**Exercise task A:**
Return the part of the article on Myanmar that starts with "The United States is" and goes on through "human rights record.", copied word for word.

**Page text:**
The foreign ministers will be joined later in the week by officials from the Asia-Pacific, Europe and the United States for the ASEAN Regional Forum. U.S. officials say Secretary of States Hillary Clinton will raise concerns about election preparations in Burma/Myanmar, hoping to highlight that the country's military leaders must be held accountable for the lack of real democratic reform.

The United States is also more and more concerned about potential links between Myanmar and North Korea, including reports by an exiled anti-government group that Myanmar may be harboring nuclear ambitions of its own, U.S. officials said.

Minister of State for Foreign Affairs Jeremy Browne told the British parliament this month that elections in Myanmar this year could not be viewed as free and fair as long as Nobel peace laureate Aung San Suu Kyi and other political prisoners remained in detention. Browne said the new British government supported London's long-standing policy of applying pressure on Myanmar, also known as Burma, to improve its political and human rights record.

**Input material:**
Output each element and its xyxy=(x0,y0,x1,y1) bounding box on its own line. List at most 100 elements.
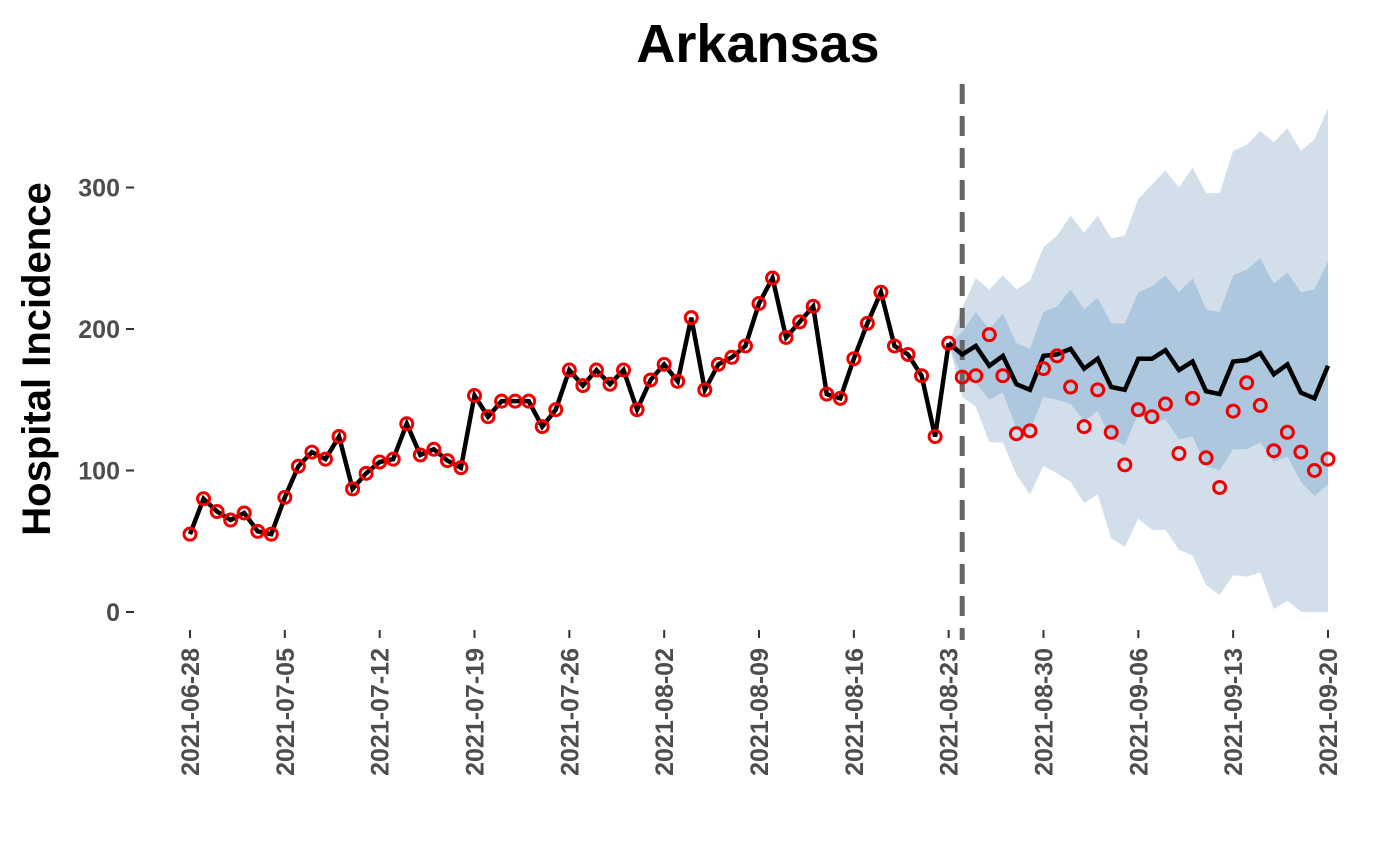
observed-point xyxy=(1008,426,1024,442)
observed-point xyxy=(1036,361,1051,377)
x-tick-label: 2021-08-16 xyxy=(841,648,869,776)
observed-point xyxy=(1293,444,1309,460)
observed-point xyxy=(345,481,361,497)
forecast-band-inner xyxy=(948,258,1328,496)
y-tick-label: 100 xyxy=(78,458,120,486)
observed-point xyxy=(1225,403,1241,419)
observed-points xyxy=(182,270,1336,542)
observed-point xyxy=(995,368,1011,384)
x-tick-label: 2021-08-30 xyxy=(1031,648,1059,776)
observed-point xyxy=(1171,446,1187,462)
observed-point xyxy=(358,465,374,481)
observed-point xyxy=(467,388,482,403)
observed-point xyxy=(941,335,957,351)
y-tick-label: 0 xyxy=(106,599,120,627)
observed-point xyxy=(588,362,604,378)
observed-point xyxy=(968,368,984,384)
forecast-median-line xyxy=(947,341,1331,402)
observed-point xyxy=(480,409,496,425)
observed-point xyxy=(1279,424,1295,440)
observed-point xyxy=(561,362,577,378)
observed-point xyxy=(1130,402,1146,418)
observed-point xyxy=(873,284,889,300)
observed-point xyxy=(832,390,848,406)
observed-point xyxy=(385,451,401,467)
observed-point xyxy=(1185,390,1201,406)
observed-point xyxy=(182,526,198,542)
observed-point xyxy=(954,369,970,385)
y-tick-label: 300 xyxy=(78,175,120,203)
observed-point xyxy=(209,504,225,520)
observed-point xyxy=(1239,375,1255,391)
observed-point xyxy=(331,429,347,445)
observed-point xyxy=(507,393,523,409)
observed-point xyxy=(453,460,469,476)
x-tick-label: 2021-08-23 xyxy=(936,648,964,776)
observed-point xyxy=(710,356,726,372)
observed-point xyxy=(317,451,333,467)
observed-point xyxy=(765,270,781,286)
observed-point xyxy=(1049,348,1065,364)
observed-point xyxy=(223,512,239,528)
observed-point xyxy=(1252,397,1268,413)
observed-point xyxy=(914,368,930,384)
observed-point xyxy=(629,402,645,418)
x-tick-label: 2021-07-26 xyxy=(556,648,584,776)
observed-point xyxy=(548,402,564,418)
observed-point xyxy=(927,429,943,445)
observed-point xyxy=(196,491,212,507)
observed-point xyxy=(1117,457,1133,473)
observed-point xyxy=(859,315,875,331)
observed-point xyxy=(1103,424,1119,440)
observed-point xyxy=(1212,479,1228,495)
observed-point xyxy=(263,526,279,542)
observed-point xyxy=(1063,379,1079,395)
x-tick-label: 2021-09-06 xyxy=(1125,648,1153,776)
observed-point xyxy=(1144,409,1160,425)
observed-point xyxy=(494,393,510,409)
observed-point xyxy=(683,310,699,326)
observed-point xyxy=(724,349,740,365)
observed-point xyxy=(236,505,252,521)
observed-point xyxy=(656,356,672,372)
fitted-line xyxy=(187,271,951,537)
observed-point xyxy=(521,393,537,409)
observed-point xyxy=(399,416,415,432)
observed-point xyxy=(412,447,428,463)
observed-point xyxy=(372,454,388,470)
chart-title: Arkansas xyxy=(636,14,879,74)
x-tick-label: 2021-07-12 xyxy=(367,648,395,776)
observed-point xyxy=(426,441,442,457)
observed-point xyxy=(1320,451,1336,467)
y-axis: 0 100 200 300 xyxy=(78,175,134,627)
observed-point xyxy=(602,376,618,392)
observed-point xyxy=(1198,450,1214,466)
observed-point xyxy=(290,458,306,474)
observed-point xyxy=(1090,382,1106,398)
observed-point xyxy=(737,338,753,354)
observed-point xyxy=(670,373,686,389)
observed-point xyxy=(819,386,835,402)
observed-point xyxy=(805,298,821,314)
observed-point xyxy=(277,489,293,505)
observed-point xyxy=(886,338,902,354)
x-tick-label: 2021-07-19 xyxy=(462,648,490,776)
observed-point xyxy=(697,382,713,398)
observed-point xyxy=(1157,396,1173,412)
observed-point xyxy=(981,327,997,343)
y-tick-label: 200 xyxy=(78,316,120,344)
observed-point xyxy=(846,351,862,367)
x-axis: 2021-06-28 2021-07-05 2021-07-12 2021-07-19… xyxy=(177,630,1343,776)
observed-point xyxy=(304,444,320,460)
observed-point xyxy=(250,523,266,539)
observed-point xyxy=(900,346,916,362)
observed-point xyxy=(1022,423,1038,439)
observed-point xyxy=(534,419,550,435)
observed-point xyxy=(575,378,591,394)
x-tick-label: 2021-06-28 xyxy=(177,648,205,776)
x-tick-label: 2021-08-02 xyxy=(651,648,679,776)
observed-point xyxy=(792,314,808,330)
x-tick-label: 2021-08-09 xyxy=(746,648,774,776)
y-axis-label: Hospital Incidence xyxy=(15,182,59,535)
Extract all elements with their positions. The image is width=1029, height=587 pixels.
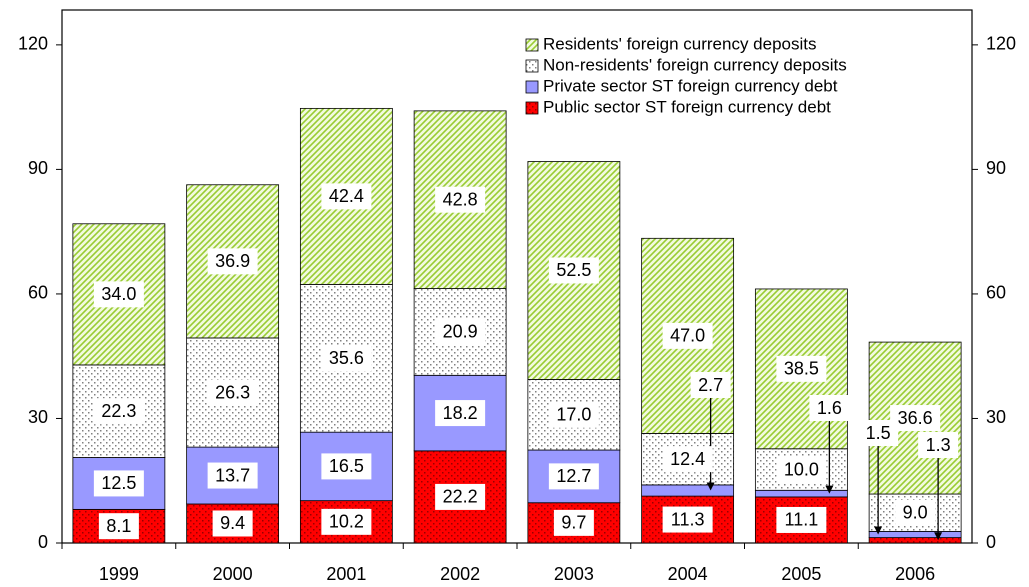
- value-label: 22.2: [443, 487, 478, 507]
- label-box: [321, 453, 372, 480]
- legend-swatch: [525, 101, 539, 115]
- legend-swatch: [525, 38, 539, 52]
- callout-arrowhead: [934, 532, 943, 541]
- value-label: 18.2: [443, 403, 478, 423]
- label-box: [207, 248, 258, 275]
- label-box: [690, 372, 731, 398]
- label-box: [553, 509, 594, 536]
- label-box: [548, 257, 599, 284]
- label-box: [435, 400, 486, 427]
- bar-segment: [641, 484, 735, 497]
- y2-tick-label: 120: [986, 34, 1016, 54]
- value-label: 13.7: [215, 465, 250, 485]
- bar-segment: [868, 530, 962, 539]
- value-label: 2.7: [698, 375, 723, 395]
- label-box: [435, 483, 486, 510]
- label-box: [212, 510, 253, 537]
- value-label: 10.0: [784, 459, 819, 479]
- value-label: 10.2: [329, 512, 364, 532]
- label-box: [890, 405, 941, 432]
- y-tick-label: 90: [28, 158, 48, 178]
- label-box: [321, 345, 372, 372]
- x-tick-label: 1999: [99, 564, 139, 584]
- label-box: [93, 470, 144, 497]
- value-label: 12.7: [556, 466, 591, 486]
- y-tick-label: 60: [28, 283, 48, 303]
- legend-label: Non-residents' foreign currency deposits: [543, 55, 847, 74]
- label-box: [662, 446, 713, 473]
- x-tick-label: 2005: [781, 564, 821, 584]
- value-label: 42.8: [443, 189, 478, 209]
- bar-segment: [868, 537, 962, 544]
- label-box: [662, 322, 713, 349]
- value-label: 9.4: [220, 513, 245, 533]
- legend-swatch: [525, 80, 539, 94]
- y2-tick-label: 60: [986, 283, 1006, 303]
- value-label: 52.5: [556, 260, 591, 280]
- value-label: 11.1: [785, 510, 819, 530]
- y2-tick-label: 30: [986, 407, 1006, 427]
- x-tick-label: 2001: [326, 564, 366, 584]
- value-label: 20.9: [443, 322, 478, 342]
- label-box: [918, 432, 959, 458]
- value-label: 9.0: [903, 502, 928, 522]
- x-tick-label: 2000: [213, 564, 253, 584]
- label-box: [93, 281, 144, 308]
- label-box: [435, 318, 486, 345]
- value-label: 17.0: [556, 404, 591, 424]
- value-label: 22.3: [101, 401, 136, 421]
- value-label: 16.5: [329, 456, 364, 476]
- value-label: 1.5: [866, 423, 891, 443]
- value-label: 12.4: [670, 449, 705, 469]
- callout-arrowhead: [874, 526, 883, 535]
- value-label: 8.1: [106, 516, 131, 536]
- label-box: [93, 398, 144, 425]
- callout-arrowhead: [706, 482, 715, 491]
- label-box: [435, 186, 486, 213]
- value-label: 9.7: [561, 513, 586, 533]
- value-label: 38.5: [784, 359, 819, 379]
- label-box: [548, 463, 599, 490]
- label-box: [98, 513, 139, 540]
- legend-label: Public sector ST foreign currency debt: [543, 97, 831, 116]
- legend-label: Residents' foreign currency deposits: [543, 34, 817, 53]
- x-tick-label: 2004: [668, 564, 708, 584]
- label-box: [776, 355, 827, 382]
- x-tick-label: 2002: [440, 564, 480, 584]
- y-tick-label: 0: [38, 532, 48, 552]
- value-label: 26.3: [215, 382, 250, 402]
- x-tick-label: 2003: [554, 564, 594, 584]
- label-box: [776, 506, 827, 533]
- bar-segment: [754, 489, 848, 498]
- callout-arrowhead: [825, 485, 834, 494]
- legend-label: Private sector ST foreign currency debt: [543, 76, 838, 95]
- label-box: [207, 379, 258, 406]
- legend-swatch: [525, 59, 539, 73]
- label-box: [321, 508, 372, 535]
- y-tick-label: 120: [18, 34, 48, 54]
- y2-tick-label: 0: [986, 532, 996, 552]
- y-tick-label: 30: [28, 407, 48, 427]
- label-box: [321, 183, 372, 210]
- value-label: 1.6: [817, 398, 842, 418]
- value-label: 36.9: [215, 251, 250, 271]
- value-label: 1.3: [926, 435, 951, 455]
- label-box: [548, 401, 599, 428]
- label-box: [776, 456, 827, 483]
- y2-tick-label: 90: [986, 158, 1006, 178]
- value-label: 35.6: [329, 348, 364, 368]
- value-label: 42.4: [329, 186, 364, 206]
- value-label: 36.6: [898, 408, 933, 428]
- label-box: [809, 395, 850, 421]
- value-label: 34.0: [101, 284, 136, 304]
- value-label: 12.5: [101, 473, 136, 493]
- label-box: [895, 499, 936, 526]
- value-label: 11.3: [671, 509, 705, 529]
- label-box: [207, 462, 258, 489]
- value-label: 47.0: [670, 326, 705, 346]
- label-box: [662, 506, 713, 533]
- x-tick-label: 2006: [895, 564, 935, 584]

**Exercise task B:**
Locate every line in the entries above that contains the string "arrowhead", and copy each one.

**Exercise answer A:**
The United States is also more and more concerned about potential links between Myanmar and North Korea, including reports by an exiled anti-government group that Myanmar may be harboring nuclear ambitions of its own, U.S. officials said.

Minister of State for Foreign Affairs Jeremy Browne told the British parliament this month that elections in Myanmar this year could not be viewed as free and fair as long as Nobel peace laureate Aung San Suu Kyi and other political prisoners remained in detention. Browne said the new British government supported London's long-standing policy of applying pressure on Myanmar, also known as Burma, to improve its political and human rights record.

**Exercise answer B:**
- callout-arrowhead: [934, 532, 943, 541]
- callout-arrowhead: [874, 526, 883, 535]
- callout-arrowhead: [706, 482, 715, 491]
- callout-arrowhead: [825, 485, 834, 494]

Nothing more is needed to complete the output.